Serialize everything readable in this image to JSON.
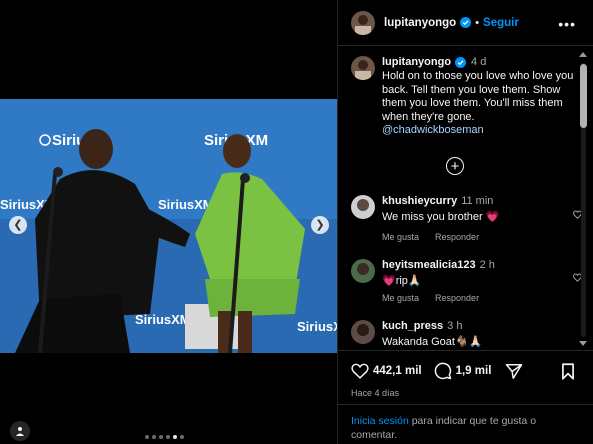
{
  "post": {
    "username": "lupitanyongo",
    "follow_label": "Seguir",
    "separator": "•",
    "more_label": "•••",
    "caption": {
      "username": "lupitanyongo",
      "time": "4 d",
      "text": "Hold on to those you love who love you back. Tell them you love them. Show them you love them. You'll miss them when they're gone.",
      "mention": "@chadwickboseman"
    },
    "load_more_label": "+"
  },
  "comments": [
    {
      "username": "khushieycurry",
      "time": "11 min",
      "text": "We miss you brother 💗",
      "like_label": "Me gusta",
      "reply_label": "Responder"
    },
    {
      "username": "heyitsmealicia123",
      "time": "2 h",
      "text": "💗rip🙏🏻",
      "like_label": "Me gusta",
      "reply_label": "Responder"
    },
    {
      "username": "kuch_press",
      "time": "3 h",
      "text": "Wakanda Goat🐐🙏🏻",
      "like_label": "",
      "reply_label": ""
    }
  ],
  "actions": {
    "likes": "442,1 mil",
    "comments": "1,9 mil",
    "date": "Hace 4 días"
  },
  "login": {
    "link": "Inicia sesión",
    "text": " para indicar que te gusta o comentar."
  },
  "carousel": {
    "total_slides": 6,
    "active_slide": 5
  },
  "photo": {
    "brand_texts": [
      "Sirius",
      "SiriusXM",
      "SiriusXM",
      "SiriusXM",
      "SiriusXM",
      "SiriusXM"
    ]
  },
  "colors": {
    "background": "#000000",
    "link_blue": "#0095f6",
    "muted": "#a8a8a8",
    "divider": "#262626",
    "photo_backdrop": "#2b6fb8"
  }
}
********
### What you have to do:
Give an exact reproduction of every line, leaving out any picture.

### Result for this exercise:
Serialize everything readable in this image to JSON.
{
  "post": {
    "username": "lupitanyongo",
    "follow_label": "Seguir",
    "separator": "•",
    "more_label": "•••",
    "caption": {
      "username": "lupitanyongo",
      "time": "4 d",
      "text": "Hold on to those you love who love you back. Tell them you love them. Show them you love them. You'll miss them when they're gone.",
      "mention": "@chadwickboseman"
    },
    "load_more_label": "+"
  },
  "comments": [
    {
      "username": "khushieycurry",
      "time": "11 min",
      "text": "We miss you brother 💗",
      "like_label": "Me gusta",
      "reply_label": "Responder"
    },
    {
      "username": "heyitsmealicia123",
      "time": "2 h",
      "text": "💗rip🙏🏻",
      "like_label": "Me gusta",
      "reply_label": "Responder"
    },
    {
      "username": "kuch_press",
      "time": "3 h",
      "text": "Wakanda Goat🐐🙏🏻",
      "like_label": "",
      "reply_label": ""
    }
  ],
  "actions": {
    "likes": "442,1 mil",
    "comments": "1,9 mil",
    "date": "Hace 4 días"
  },
  "login": {
    "link": "Inicia sesión",
    "text": " para indicar que te gusta o comentar."
  },
  "carousel": {
    "total_slides": 6,
    "active_slide": 5
  },
  "photo": {
    "brand_texts": [
      "Sirius",
      "SiriusXM",
      "SiriusXM",
      "SiriusXM",
      "SiriusXM",
      "SiriusXM"
    ]
  },
  "colors": {
    "background": "#000000",
    "link_blue": "#0095f6",
    "muted": "#a8a8a8",
    "divider": "#262626",
    "photo_backdrop": "#2b6fb8"
  }
}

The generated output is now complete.